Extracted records
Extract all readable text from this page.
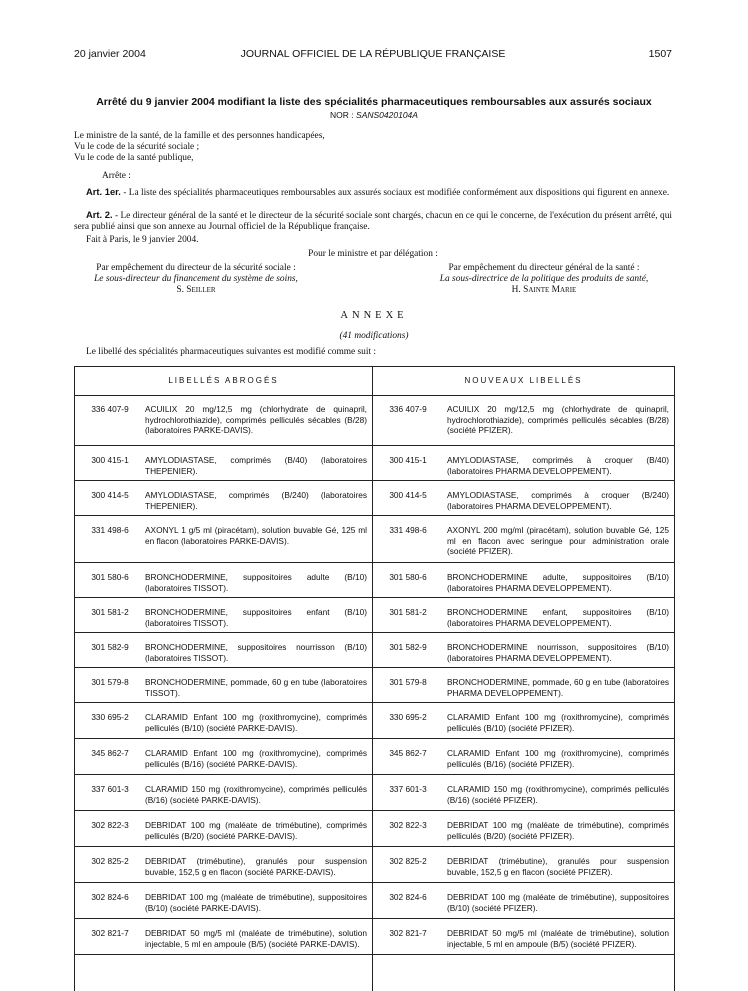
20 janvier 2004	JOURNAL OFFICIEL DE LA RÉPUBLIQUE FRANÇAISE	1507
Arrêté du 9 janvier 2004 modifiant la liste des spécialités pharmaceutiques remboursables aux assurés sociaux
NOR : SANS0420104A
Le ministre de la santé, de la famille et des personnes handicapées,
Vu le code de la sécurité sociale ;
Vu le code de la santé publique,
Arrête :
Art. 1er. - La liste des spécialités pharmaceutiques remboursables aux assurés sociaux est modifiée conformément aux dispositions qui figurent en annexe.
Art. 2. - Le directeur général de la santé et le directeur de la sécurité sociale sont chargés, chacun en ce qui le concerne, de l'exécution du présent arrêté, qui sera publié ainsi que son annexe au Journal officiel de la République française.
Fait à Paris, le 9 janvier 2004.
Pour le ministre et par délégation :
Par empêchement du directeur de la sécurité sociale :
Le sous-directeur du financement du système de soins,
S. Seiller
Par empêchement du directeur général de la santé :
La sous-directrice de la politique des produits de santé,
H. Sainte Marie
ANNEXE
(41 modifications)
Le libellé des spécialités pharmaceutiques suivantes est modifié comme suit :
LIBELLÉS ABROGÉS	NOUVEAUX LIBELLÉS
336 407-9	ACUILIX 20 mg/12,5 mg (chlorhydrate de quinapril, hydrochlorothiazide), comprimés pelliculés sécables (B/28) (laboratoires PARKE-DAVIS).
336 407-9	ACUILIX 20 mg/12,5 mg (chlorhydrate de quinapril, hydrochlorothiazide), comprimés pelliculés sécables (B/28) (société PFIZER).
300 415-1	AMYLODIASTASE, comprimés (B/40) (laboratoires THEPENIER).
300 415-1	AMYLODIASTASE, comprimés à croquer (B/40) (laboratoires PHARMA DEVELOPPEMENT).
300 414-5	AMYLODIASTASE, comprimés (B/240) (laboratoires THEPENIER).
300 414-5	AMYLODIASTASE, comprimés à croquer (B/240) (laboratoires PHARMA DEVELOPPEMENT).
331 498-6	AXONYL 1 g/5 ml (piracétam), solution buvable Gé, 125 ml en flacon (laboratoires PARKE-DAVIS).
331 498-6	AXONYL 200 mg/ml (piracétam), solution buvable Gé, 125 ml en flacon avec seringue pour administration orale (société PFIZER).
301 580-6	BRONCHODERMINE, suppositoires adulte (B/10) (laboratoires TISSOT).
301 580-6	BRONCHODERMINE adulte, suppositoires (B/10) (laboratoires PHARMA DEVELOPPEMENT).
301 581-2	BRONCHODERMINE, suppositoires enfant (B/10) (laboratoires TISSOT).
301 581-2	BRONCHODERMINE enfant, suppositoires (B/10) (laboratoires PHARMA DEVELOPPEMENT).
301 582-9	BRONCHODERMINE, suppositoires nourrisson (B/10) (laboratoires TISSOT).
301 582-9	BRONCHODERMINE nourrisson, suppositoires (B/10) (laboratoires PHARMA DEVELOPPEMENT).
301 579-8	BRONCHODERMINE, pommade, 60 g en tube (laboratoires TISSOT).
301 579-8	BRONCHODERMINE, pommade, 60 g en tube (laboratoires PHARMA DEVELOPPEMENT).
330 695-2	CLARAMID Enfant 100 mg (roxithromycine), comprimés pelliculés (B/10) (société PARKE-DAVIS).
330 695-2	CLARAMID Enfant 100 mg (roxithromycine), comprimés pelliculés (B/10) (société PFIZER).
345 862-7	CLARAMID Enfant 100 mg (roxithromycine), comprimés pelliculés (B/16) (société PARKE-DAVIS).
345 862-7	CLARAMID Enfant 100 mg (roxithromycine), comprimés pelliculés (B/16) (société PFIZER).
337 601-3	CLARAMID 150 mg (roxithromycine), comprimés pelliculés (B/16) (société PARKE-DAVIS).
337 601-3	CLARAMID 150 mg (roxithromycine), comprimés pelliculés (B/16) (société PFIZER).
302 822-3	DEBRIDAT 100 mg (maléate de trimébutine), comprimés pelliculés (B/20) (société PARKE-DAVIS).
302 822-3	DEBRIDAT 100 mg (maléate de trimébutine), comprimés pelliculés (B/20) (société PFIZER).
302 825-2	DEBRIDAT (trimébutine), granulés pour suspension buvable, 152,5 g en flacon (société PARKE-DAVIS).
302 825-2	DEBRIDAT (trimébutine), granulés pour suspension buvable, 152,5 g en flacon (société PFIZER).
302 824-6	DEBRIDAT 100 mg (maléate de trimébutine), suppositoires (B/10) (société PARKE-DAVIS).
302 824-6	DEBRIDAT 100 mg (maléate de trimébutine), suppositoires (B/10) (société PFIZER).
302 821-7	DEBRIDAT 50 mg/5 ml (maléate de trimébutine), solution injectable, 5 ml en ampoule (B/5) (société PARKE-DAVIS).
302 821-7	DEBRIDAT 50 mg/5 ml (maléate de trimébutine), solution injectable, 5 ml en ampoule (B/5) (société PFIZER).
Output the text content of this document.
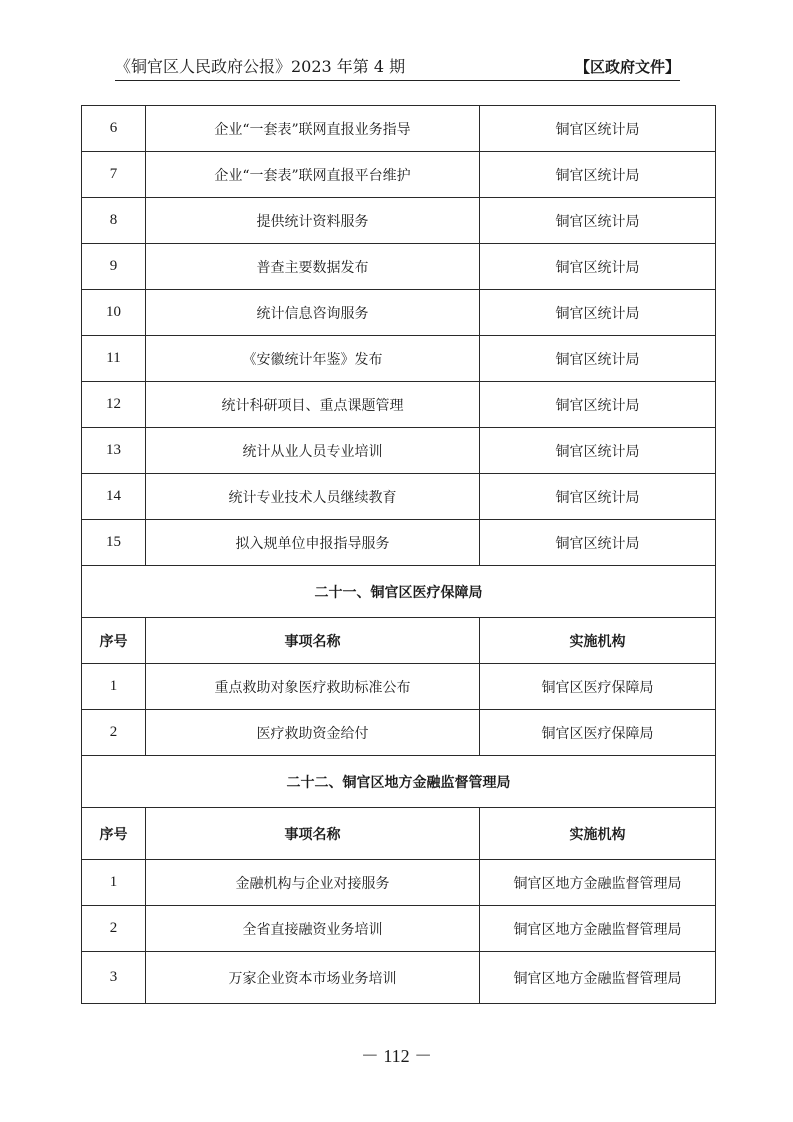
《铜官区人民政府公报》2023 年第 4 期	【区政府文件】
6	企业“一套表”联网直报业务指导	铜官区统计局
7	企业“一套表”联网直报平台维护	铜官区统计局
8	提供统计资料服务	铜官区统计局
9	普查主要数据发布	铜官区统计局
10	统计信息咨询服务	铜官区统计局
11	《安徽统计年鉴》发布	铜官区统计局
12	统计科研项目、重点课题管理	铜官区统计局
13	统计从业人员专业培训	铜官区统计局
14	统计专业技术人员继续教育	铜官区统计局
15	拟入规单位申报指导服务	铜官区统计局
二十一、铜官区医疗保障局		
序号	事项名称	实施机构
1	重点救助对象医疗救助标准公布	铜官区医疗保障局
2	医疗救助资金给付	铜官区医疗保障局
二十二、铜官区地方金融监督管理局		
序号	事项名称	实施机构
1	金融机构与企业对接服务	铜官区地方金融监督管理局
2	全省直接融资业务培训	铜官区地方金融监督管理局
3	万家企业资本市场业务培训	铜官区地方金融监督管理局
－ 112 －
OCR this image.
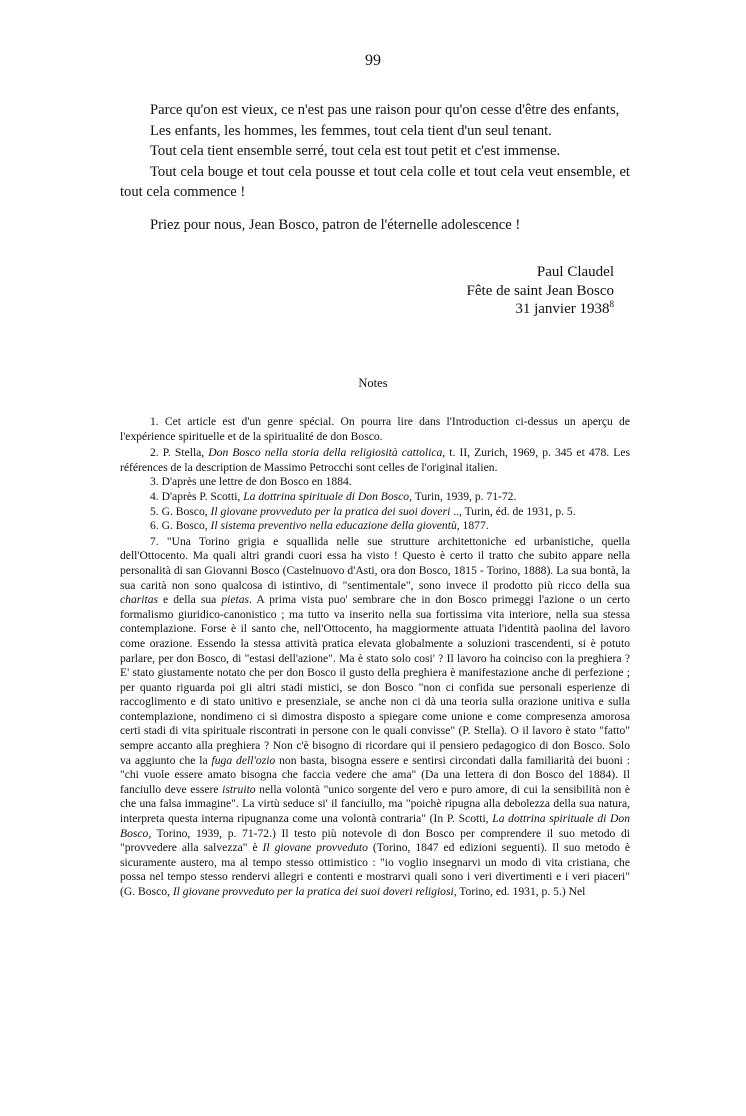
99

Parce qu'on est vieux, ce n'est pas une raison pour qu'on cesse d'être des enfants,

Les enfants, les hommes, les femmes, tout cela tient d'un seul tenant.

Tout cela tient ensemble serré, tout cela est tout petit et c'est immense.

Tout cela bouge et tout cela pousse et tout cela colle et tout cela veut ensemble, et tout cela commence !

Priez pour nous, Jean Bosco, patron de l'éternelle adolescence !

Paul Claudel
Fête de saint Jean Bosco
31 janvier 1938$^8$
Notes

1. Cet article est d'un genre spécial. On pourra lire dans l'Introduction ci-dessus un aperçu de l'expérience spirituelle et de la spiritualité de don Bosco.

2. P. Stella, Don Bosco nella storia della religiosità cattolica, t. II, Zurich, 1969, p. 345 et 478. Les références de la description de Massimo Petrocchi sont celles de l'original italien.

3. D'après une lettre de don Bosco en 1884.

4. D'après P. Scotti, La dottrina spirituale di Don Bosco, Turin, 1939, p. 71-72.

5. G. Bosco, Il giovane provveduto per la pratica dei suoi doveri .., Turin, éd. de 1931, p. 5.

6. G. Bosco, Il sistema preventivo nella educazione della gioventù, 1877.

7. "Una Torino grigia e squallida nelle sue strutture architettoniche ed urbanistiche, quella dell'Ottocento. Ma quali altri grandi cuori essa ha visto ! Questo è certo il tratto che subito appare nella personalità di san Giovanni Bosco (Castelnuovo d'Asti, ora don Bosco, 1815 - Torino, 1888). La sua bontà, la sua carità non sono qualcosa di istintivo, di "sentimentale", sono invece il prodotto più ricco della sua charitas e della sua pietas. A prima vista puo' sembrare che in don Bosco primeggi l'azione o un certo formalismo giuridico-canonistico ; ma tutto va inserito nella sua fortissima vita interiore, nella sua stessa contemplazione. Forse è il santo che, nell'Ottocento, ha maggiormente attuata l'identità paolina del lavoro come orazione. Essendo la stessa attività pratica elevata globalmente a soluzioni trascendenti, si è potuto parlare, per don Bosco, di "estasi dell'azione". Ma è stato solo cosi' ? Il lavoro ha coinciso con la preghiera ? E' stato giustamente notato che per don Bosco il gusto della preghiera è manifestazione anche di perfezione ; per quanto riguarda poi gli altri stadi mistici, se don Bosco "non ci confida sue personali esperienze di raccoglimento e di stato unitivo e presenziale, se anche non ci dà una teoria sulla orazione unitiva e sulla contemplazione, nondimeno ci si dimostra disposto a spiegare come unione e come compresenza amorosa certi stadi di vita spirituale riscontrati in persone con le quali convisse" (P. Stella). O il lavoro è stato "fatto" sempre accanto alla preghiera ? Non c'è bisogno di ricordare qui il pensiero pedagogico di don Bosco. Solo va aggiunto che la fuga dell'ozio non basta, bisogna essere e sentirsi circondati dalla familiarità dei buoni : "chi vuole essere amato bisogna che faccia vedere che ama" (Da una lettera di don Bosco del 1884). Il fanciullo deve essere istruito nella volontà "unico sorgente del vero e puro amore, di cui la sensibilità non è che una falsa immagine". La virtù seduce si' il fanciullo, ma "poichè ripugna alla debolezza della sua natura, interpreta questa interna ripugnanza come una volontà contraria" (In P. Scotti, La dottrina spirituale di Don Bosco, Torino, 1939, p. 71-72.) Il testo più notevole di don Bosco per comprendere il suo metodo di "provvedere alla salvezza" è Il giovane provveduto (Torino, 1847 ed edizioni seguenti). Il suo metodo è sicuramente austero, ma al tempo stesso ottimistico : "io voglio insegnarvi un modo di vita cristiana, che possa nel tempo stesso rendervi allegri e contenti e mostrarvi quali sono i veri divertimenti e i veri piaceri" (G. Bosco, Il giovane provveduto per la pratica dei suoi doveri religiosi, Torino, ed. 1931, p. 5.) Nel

EXERCISE TASK:
Lines containing the word "Turin" must all be returned from the material above.

COMPLETED EXERCISE:
4. D'après P. Scotti, La dottrina spirituale di Don Bosco, Turin, 1939, p. 71-72.
5. G. Bosco, Il giovane provveduto per la pratica dei suoi doveri .., Turin, éd. de 1931, p. 5.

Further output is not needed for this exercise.